====== Records to use ======

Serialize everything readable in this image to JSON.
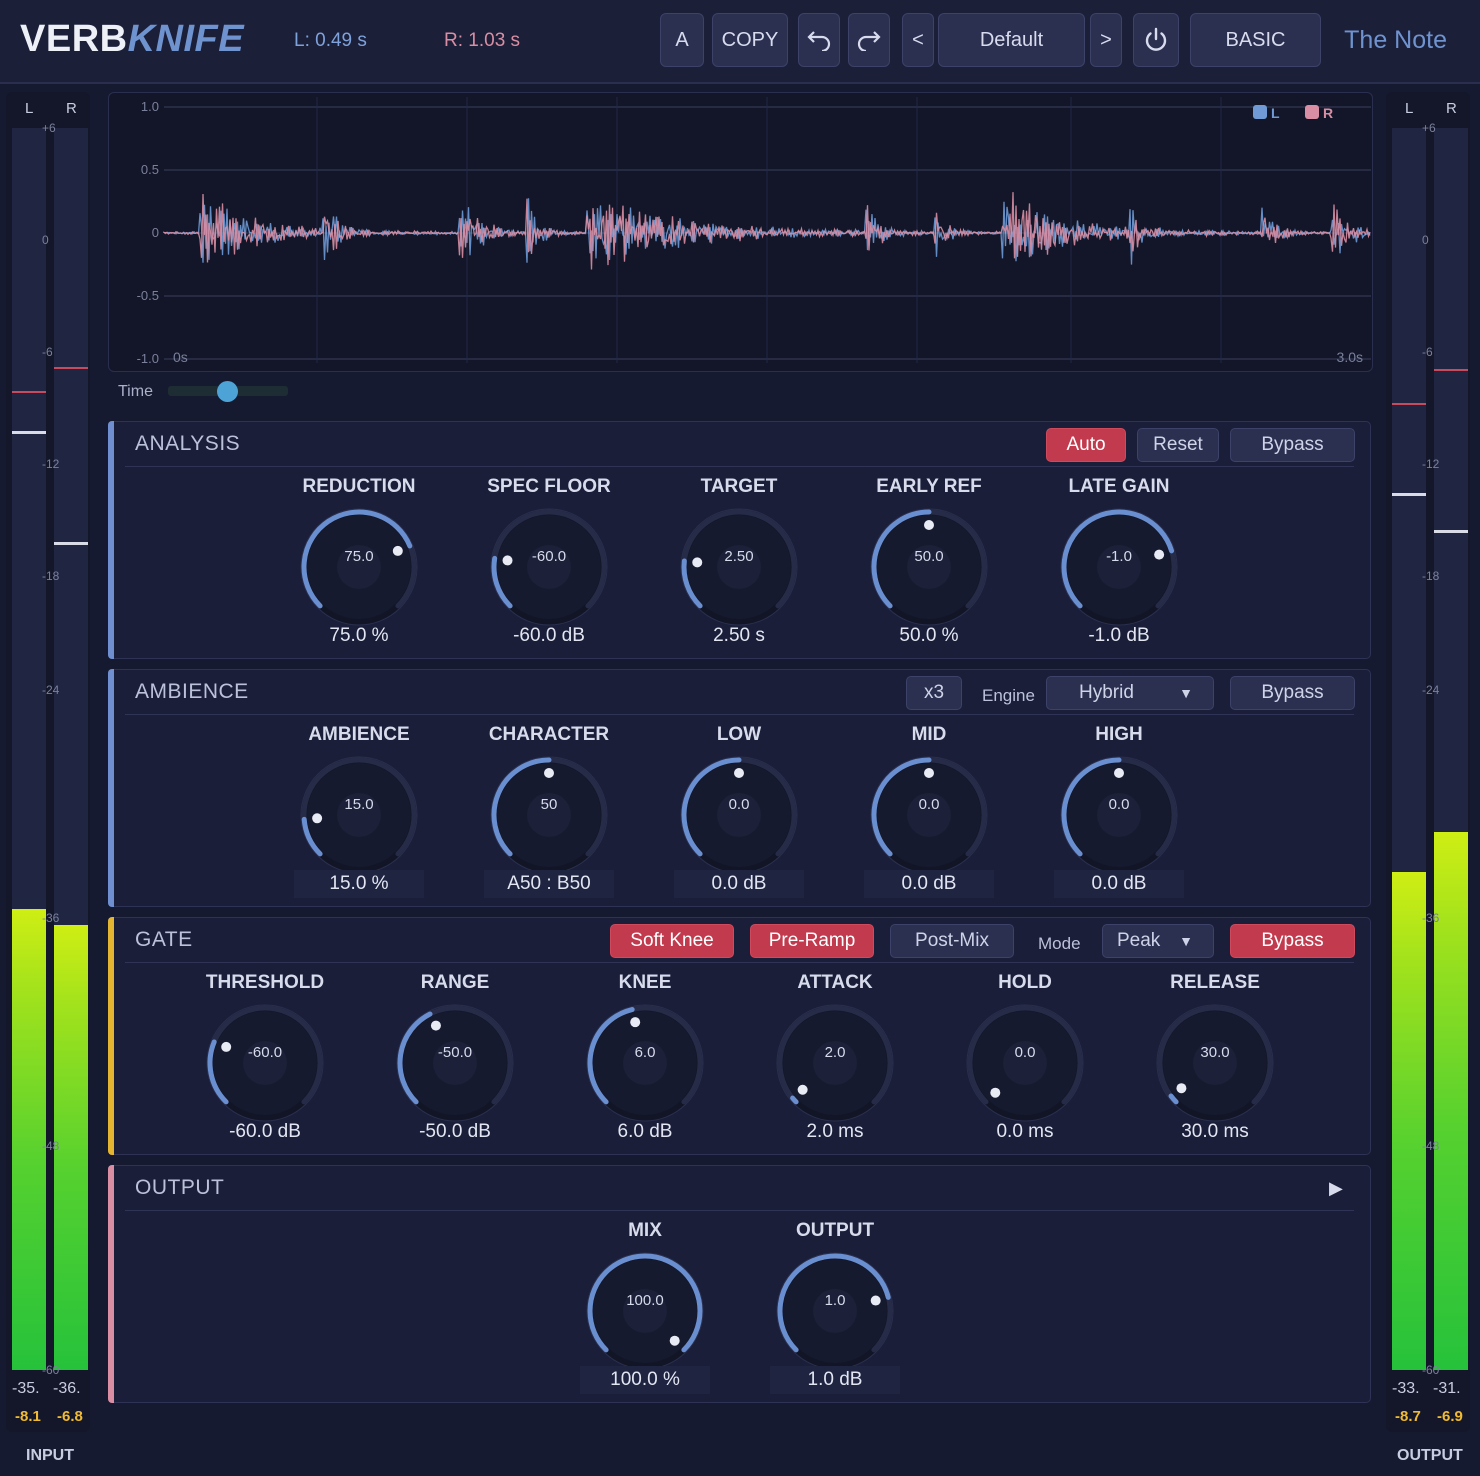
{
  "app": {
    "title_a": "VERB",
    "title_b": "KNIFE",
    "brand": "The Note"
  },
  "header": {
    "l_time": "L: 0.49 s",
    "r_time": "R: 1.03 s",
    "a_label": "A",
    "copy_label": "COPY",
    "prev_label": "<",
    "preset": "Default",
    "next_label": ">",
    "mode_label": "BASIC"
  },
  "meters": {
    "input": {
      "label": "INPUT",
      "l": "L",
      "r": "R",
      "l_val": "-35.",
      "r_val": "-36.",
      "l_peak": "-8.1",
      "r_peak": "-6.8",
      "l_level": 0.371,
      "r_level": 0.358
    },
    "output": {
      "label": "OUTPUT",
      "l": "L",
      "r": "R",
      "l_val": "-33.",
      "r_val": "-31.",
      "l_peak": "-8.7",
      "r_peak": "-6.9",
      "l_level": 0.401,
      "r_level": 0.433
    },
    "scale": [
      "+6",
      "0",
      "-6",
      "-12",
      "-18",
      "-24",
      "-36",
      "-48",
      "-60"
    ]
  },
  "waveform": {
    "y_ticks": [
      "1.0",
      "0.5",
      "0",
      "-0.5",
      "-1.0"
    ],
    "x_start": "0s",
    "x_end": "3.0s",
    "legend_l": "L",
    "legend_r": "R",
    "color_l": "#6f9ad6",
    "color_r": "#d98ea3",
    "time_label": "Time",
    "time_slider": 0.5
  },
  "analysis": {
    "title": "ANALYSIS",
    "auto": "Auto",
    "reset": "Reset",
    "bypass": "Bypass",
    "knobs": [
      {
        "title": "REDUCTION",
        "inner": "75.0",
        "value": "75.0 %",
        "pos": 0.75
      },
      {
        "title": "SPEC FLOOR",
        "inner": "-60.0",
        "value": "-60.0 dB",
        "pos": 0.2
      },
      {
        "title": "TARGET",
        "inner": "2.50",
        "value": "2.50 s",
        "pos": 0.19
      },
      {
        "title": "EARLY REF",
        "inner": "50.0",
        "value": "50.0 %",
        "pos": 0.5
      },
      {
        "title": "LATE GAIN",
        "inner": "-1.0",
        "value": "-1.0 dB",
        "pos": 0.77
      }
    ]
  },
  "ambience": {
    "title": "AMBIENCE",
    "mult": "x3",
    "engine_label": "Engine",
    "engine": "Hybrid",
    "bypass": "Bypass",
    "knobs": [
      {
        "title": "AMBIENCE",
        "inner": "15.0",
        "value": "15.0 %",
        "pos": 0.15
      },
      {
        "title": "CHARACTER",
        "inner": "50",
        "value": "A50 : B50",
        "pos": 0.5
      },
      {
        "title": "LOW",
        "inner": "0.0",
        "value": "0.0 dB",
        "pos": 0.5
      },
      {
        "title": "MID",
        "inner": "0.0",
        "value": "0.0 dB",
        "pos": 0.5
      },
      {
        "title": "HIGH",
        "inner": "0.0",
        "value": "0.0 dB",
        "pos": 0.5
      }
    ]
  },
  "gate": {
    "title": "GATE",
    "soft_knee": "Soft Knee",
    "pre_ramp": "Pre-Ramp",
    "post_mix": "Post-Mix",
    "mode_label": "Mode",
    "mode": "Peak",
    "bypass": "Bypass",
    "knobs": [
      {
        "title": "THRESHOLD",
        "inner": "-60.0",
        "value": "-60.0 dB",
        "pos": 0.25
      },
      {
        "title": "RANGE",
        "inner": "-50.0",
        "value": "-50.0 dB",
        "pos": 0.4
      },
      {
        "title": "KNEE",
        "inner": "6.0",
        "value": "6.0 dB",
        "pos": 0.45
      },
      {
        "title": "ATTACK",
        "inner": "2.0",
        "value": "2.0 ms",
        "pos": 0.02
      },
      {
        "title": "HOLD",
        "inner": "0.0",
        "value": "0.0 ms",
        "pos": 0.0
      },
      {
        "title": "RELEASE",
        "inner": "30.0",
        "value": "30.0 ms",
        "pos": 0.03
      }
    ]
  },
  "output_section": {
    "title": "OUTPUT",
    "knobs": [
      {
        "title": "MIX",
        "inner": "100.0",
        "value": "100.0 %",
        "pos": 1.0
      },
      {
        "title": "OUTPUT",
        "inner": "1.0",
        "value": "1.0 dB",
        "pos": 0.78
      }
    ]
  }
}
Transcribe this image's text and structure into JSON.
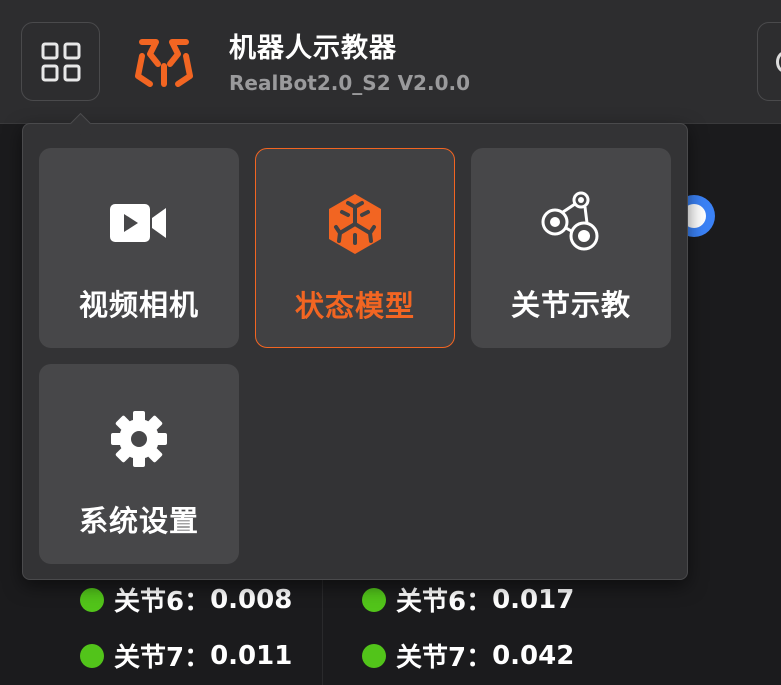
{
  "header": {
    "title": "机器人示教器",
    "subtitle": "RealBot2.0_S2 V2.0.0",
    "menu_icon": "grid-icon",
    "logo_icon": "robot-logo",
    "accent_color": "#f26522"
  },
  "app_menu": {
    "items": [
      {
        "label": "视频相机",
        "icon": "video-camera-icon",
        "active": false
      },
      {
        "label": "状态模型",
        "icon": "cube-model-icon",
        "active": true
      },
      {
        "label": "关节示教",
        "icon": "robot-arm-joint-icon",
        "active": false
      },
      {
        "label": "系统设置",
        "icon": "gear-icon",
        "active": false
      }
    ]
  },
  "joints": {
    "left": [
      {
        "label": "关节6：",
        "value": "0.008"
      },
      {
        "label": "关节7：",
        "value": "0.011"
      }
    ],
    "right": [
      {
        "label": "关节6：",
        "value": "0.017"
      },
      {
        "label": "关节7：",
        "value": "0.042"
      }
    ],
    "status_color": "#52c41a"
  }
}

======

* **Task description**
Nothing but the lines from the one holding "Transcribe this image's" through the last line of the entries should be written out, exactly and inclusively, minus the pictures.

* **Expected output**
Transcribe this image's text and structure into JSON.
{
  "header": {
    "title": "机器人示教器",
    "subtitle": "RealBot2.0_S2 V2.0.0",
    "menu_icon": "grid-icon",
    "logo_icon": "robot-logo",
    "accent_color": "#f26522"
  },
  "app_menu": {
    "items": [
      {
        "label": "视频相机",
        "icon": "video-camera-icon",
        "active": false
      },
      {
        "label": "状态模型",
        "icon": "cube-model-icon",
        "active": true
      },
      {
        "label": "关节示教",
        "icon": "robot-arm-joint-icon",
        "active": false
      },
      {
        "label": "系统设置",
        "icon": "gear-icon",
        "active": false
      }
    ]
  },
  "joints": {
    "left": [
      {
        "label": "关节6：",
        "value": "0.008"
      },
      {
        "label": "关节7：",
        "value": "0.011"
      }
    ],
    "right": [
      {
        "label": "关节6：",
        "value": "0.017"
      },
      {
        "label": "关节7：",
        "value": "0.042"
      }
    ],
    "status_color": "#52c41a"
  }
}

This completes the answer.